# TASK TO CARRY OUT
Return the listing below word for word.

---- INPUT DATA

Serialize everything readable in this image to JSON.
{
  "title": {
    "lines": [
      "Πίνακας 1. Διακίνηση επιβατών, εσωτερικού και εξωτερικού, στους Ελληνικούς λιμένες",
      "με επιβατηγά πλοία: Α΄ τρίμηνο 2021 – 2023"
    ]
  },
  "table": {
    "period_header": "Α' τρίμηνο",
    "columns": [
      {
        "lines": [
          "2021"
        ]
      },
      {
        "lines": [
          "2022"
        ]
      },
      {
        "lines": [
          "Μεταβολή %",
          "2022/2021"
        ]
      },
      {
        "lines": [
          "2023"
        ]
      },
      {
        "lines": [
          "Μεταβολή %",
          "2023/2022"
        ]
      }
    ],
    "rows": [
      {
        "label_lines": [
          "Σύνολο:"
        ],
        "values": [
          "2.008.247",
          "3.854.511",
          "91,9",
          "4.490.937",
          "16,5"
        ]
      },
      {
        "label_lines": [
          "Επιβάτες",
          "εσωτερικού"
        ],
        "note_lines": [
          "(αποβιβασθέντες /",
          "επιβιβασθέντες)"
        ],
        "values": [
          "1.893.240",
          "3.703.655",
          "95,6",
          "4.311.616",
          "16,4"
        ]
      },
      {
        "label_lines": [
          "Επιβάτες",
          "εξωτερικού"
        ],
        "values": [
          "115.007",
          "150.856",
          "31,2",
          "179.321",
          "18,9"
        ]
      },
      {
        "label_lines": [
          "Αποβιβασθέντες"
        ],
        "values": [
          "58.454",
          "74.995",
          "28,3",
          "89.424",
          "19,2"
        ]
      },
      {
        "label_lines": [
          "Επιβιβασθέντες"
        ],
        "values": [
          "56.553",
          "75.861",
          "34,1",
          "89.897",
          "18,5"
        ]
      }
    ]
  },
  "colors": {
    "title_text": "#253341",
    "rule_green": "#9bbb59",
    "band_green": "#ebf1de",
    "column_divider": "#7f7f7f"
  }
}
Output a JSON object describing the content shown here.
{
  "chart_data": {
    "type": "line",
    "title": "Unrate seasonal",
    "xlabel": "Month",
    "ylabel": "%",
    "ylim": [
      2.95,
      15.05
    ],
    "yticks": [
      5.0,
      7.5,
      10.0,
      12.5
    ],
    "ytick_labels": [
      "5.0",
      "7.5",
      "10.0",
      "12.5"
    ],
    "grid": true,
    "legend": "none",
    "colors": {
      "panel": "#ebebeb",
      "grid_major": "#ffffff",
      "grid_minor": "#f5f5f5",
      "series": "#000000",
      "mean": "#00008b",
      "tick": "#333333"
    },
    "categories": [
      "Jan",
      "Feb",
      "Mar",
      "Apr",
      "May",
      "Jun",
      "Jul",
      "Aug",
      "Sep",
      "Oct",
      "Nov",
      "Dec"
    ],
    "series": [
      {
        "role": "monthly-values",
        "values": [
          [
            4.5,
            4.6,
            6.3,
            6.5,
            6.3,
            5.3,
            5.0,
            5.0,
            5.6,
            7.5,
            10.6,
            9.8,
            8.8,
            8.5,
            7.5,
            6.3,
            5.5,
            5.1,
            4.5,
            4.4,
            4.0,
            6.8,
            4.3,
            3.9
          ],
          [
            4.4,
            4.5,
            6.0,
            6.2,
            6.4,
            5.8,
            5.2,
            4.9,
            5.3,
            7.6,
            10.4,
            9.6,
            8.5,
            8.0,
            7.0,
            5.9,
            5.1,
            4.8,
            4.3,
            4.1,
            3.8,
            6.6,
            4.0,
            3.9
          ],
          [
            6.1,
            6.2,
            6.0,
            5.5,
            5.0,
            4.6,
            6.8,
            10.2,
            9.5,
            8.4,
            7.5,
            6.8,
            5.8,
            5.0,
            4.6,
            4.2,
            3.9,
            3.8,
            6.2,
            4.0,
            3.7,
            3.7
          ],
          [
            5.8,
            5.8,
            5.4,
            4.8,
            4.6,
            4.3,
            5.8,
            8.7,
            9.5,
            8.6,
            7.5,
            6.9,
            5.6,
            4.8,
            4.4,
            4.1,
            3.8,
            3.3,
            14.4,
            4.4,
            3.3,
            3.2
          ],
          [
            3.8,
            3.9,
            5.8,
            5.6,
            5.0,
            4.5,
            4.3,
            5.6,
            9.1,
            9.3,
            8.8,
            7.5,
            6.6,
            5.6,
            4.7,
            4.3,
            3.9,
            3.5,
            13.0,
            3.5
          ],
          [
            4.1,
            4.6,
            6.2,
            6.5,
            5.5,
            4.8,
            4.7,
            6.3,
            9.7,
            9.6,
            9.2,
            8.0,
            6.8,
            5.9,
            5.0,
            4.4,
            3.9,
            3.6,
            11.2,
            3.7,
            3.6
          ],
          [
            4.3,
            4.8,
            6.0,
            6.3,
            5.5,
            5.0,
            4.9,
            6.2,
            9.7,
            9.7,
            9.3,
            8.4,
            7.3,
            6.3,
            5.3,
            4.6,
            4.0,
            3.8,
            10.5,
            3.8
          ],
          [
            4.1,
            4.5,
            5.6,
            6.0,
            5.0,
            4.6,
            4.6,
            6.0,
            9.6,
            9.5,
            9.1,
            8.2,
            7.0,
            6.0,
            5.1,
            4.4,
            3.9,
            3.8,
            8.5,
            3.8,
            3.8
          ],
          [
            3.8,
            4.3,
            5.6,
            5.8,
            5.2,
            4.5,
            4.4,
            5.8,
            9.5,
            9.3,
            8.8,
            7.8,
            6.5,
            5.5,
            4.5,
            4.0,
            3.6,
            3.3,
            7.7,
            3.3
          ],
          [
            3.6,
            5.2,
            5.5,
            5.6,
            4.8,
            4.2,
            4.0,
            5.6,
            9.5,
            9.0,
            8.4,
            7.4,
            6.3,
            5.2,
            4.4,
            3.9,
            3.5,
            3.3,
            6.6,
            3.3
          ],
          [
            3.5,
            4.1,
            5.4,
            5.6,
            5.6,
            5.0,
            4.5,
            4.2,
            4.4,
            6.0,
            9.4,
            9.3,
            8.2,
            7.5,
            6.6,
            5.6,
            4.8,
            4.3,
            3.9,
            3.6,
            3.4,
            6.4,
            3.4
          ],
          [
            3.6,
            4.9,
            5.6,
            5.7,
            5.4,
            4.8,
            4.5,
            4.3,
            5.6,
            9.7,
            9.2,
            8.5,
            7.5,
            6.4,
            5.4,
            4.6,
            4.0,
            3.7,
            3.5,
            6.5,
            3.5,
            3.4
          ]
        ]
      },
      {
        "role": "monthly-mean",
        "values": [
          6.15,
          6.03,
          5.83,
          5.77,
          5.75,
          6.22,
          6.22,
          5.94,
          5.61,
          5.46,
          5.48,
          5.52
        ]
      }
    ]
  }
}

--------

# ANSWER TO THIS EXERCISE
Serialize everything readable in this image to JSON.
{
  "title": {
    "lines": [
      "Πίνακας 1. Διακίνηση επιβατών, εσωτερικού και εξωτερικού, στους Ελληνικούς λιμένες",
      "με επιβατηγά πλοία: Α΄ τρίμηνο 2021 – 2023"
    ]
  },
  "table": {
    "period_header": "Α' τρίμηνο",
    "columns": [
      {
        "lines": [
          "2021"
        ]
      },
      {
        "lines": [
          "2022"
        ]
      },
      {
        "lines": [
          "Μεταβολή %",
          "2022/2021"
        ]
      },
      {
        "lines": [
          "2023"
        ]
      },
      {
        "lines": [
          "Μεταβολή %",
          "2023/2022"
        ]
      }
    ],
    "rows": [
      {
        "label_lines": [
          "Σύνολο:"
        ],
        "values": [
          "2.008.247",
          "3.854.511",
          "91,9",
          "4.490.937",
          "16,5"
        ]
      },
      {
        "label_lines": [
          "Επιβάτες",
          "εσωτερικού"
        ],
        "note_lines": [
          "(αποβιβασθέντες /",
          "επιβιβασθέντες)"
        ],
        "values": [
          "1.893.240",
          "3.703.655",
          "95,6",
          "4.311.616",
          "16,4"
        ]
      },
      {
        "label_lines": [
          "Επιβάτες",
          "εξωτερικού"
        ],
        "values": [
          "115.007",
          "150.856",
          "31,2",
          "179.321",
          "18,9"
        ]
      },
      {
        "label_lines": [
          "Αποβιβασθέντες"
        ],
        "values": [
          "58.454",
          "74.995",
          "28,3",
          "89.424",
          "19,2"
        ]
      },
      {
        "label_lines": [
          "Επιβιβασθέντες"
        ],
        "values": [
          "56.553",
          "75.861",
          "34,1",
          "89.897",
          "18,5"
        ]
      }
    ]
  },
  "colors": {
    "title_text": "#253341",
    "rule_green": "#9bbb59",
    "band_green": "#ebf1de",
    "column_divider": "#7f7f7f"
  }
}
Output a JSON object describing the content shown here.
{
  "chart_data": {
    "type": "line",
    "title": "Unrate seasonal",
    "xlabel": "Month",
    "ylabel": "%",
    "ylim": [
      2.95,
      15.05
    ],
    "yticks": [
      5.0,
      7.5,
      10.0,
      12.5
    ],
    "ytick_labels": [
      "5.0",
      "7.5",
      "10.0",
      "12.5"
    ],
    "grid": true,
    "legend": "none",
    "colors": {
      "panel": "#ebebeb",
      "grid_major": "#ffffff",
      "grid_minor": "#f5f5f5",
      "series": "#000000",
      "mean": "#00008b",
      "tick": "#333333"
    },
    "categories": [
      "Jan",
      "Feb",
      "Mar",
      "Apr",
      "May",
      "Jun",
      "Jul",
      "Aug",
      "Sep",
      "Oct",
      "Nov",
      "Dec"
    ],
    "series": [
      {
        "role": "monthly-values",
        "values": [
          [
            4.5,
            4.6,
            6.3,
            6.5,
            6.3,
            5.3,
            5.0,
            5.0,
            5.6,
            7.5,
            10.6,
            9.8,
            8.8,
            8.5,
            7.5,
            6.3,
            5.5,
            5.1,
            4.5,
            4.4,
            4.0,
            6.8,
            4.3,
            3.9
          ],
          [
            4.4,
            4.5,
            6.0,
            6.2,
            6.4,
            5.8,
            5.2,
            4.9,
            5.3,
            7.6,
            10.4,
            9.6,
            8.5,
            8.0,
            7.0,
            5.9,
            5.1,
            4.8,
            4.3,
            4.1,
            3.8,
            6.6,
            4.0,
            3.9
          ],
          [
            6.1,
            6.2,
            6.0,
            5.5,
            5.0,
            4.6,
            6.8,
            10.2,
            9.5,
            8.4,
            7.5,
            6.8,
            5.8,
            5.0,
            4.6,
            4.2,
            3.9,
            3.8,
            6.2,
            4.0,
            3.7,
            3.7
          ],
          [
            5.8,
            5.8,
            5.4,
            4.8,
            4.6,
            4.3,
            5.8,
            8.7,
            9.5,
            8.6,
            7.5,
            6.9,
            5.6,
            4.8,
            4.4,
            4.1,
            3.8,
            3.3,
            14.4,
            4.4,
            3.3,
            3.2
          ],
          [
            3.8,
            3.9,
            5.8,
            5.6,
            5.0,
            4.5,
            4.3,
            5.6,
            9.1,
            9.3,
            8.8,
            7.5,
            6.6,
            5.6,
            4.7,
            4.3,
            3.9,
            3.5,
            13.0,
            3.5
          ],
          [
            4.1,
            4.6,
            6.2,
            6.5,
            5.5,
            4.8,
            4.7,
            6.3,
            9.7,
            9.6,
            9.2,
            8.0,
            6.8,
            5.9,
            5.0,
            4.4,
            3.9,
            3.6,
            11.2,
            3.7,
            3.6
          ],
          [
            4.3,
            4.8,
            6.0,
            6.3,
            5.5,
            5.0,
            4.9,
            6.2,
            9.7,
            9.7,
            9.3,
            8.4,
            7.3,
            6.3,
            5.3,
            4.6,
            4.0,
            3.8,
            10.5,
            3.8
          ],
          [
            4.1,
            4.5,
            5.6,
            6.0,
            5.0,
            4.6,
            4.6,
            6.0,
            9.6,
            9.5,
            9.1,
            8.2,
            7.0,
            6.0,
            5.1,
            4.4,
            3.9,
            3.8,
            8.5,
            3.8,
            3.8
          ],
          [
            3.8,
            4.3,
            5.6,
            5.8,
            5.2,
            4.5,
            4.4,
            5.8,
            9.5,
            9.3,
            8.8,
            7.8,
            6.5,
            5.5,
            4.5,
            4.0,
            3.6,
            3.3,
            7.7,
            3.3
          ],
          [
            3.6,
            5.2,
            5.5,
            5.6,
            4.8,
            4.2,
            4.0,
            5.6,
            9.5,
            9.0,
            8.4,
            7.4,
            6.3,
            5.2,
            4.4,
            3.9,
            3.5,
            3.3,
            6.6,
            3.3
          ],
          [
            3.5,
            4.1,
            5.4,
            5.6,
            5.6,
            5.0,
            4.5,
            4.2,
            4.4,
            6.0,
            9.4,
            9.3,
            8.2,
            7.5,
            6.6,
            5.6,
            4.8,
            4.3,
            3.9,
            3.6,
            3.4,
            6.4,
            3.4
          ],
          [
            3.6,
            4.9,
            5.6,
            5.7,
            5.4,
            4.8,
            4.5,
            4.3,
            5.6,
            9.7,
            9.2,
            8.5,
            7.5,
            6.4,
            5.4,
            4.6,
            4.0,
            3.7,
            3.5,
            6.5,
            3.5,
            3.4
          ]
        ]
      },
      {
        "role": "monthly-mean",
        "values": [
          6.15,
          6.03,
          5.83,
          5.77,
          5.75,
          6.22,
          6.22,
          5.94,
          5.61,
          5.46,
          5.48,
          5.52
        ]
      }
    ]
  }
}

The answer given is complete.